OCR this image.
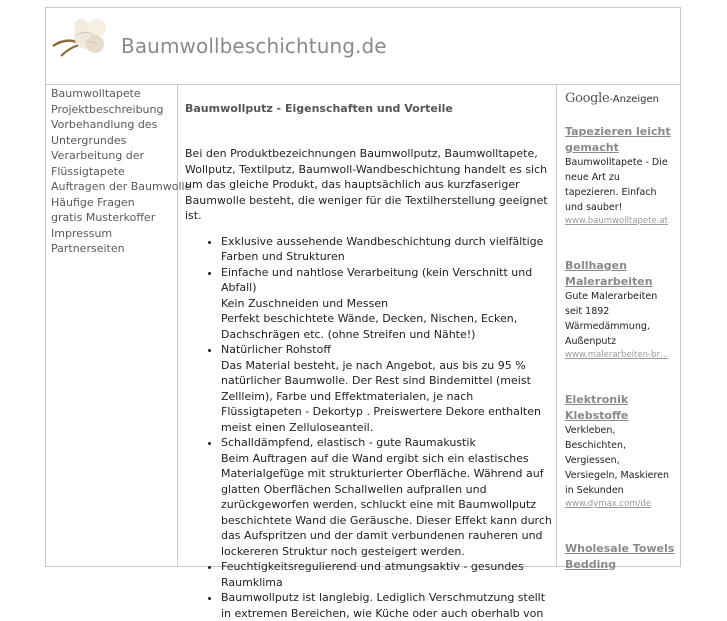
Baumwollbeschichtung.de
Baumwolltapete
Projektbeschreibung
Vorbehandlung des
Untergrundes
Verarbeitung der
Flüssigtapete
Auftragen der Baumwolle
Häufige Fragen
gratis Musterkoffer
Impressum
Partnerseiten
Baumwollputz - Eigenschaften und Vorteile

Bei den Produktbezeichnungen Baumwollputz, Baumwolltapete, Wollputz, Textilputz, Baumwoll-Wandbeschichtung handelt es sich um das gleiche Produkt, das hauptsächlich aus kurzfaseriger Baumwolle besteht, die weniger für die Textilherstellung geeignet ist.

• Exklusive aussehende Wandbeschichtung durch vielfältige Farben und Strukturen
• Einfache und nahtlose Verarbeitung (kein Verschnitt und Abfall)
Kein Zuschneiden und Messen
Perfekt beschichtete Wände, Decken, Nischen, Ecken, Dachschrägen etc. (ohne Streifen und Nähte!)
• Natürlicher Rohstoff
Das Material besteht, je nach Angebot, aus bis zu 95 % natürlicher Baumwolle. Der Rest sind Bindemittel (meist Zellleim), Farbe und Effektmaterialen, je nach Flüssigtapeten - Dekortyp . Preiswertere Dekore enthalten meist einen Zelluloseanteil.
• Schalldämpfend, elastisch - gute Raumakustik
Beim Auftragen auf die Wand ergibt sich ein elastisches Materialgefüge mit strukturierter Oberfläche. Während auf glatten Oberflächen Schallwellen aufprallen und zurückgeworfen werden, schluckt eine mit Baumwollputz beschichtete Wand die Geräusche. Dieser Effekt kann durch das Aufspritzen und der damit verbundenen rauheren und lockereren Struktur noch gesteigert werden.
• Feuchtigkeitsregulierend und atmungsaktiv - gesundes Raumklima
• Baumwollputz ist langlebig. Lediglich Verschmutzung stellt in extremen Bereichen, wie Küche oder auch oberhalb von
Google-Anzeigen
Tapezieren leicht gemacht
Baumwolltapete - Die neue Art zu tapezieren. Einfach und sauber!
www.baumwolltapete.at
Bollhagen Malerarbeiten
Gute Malerarbeiten seit 1892 Wärmedämmung, Außenputz
www.malerarbeiten-br…
Elektronik Klebstoffe
Verkleben, Beschichten, Vergiessen, Versiegeln, Maskieren in Sekunden
www.dymax.com/de
Wholesale Towels Bedding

★ ★ ★

What the task requires — Across the records above, count the lines holding "Verarbeitung" and reply with that number alone.

Response to the exercise — 2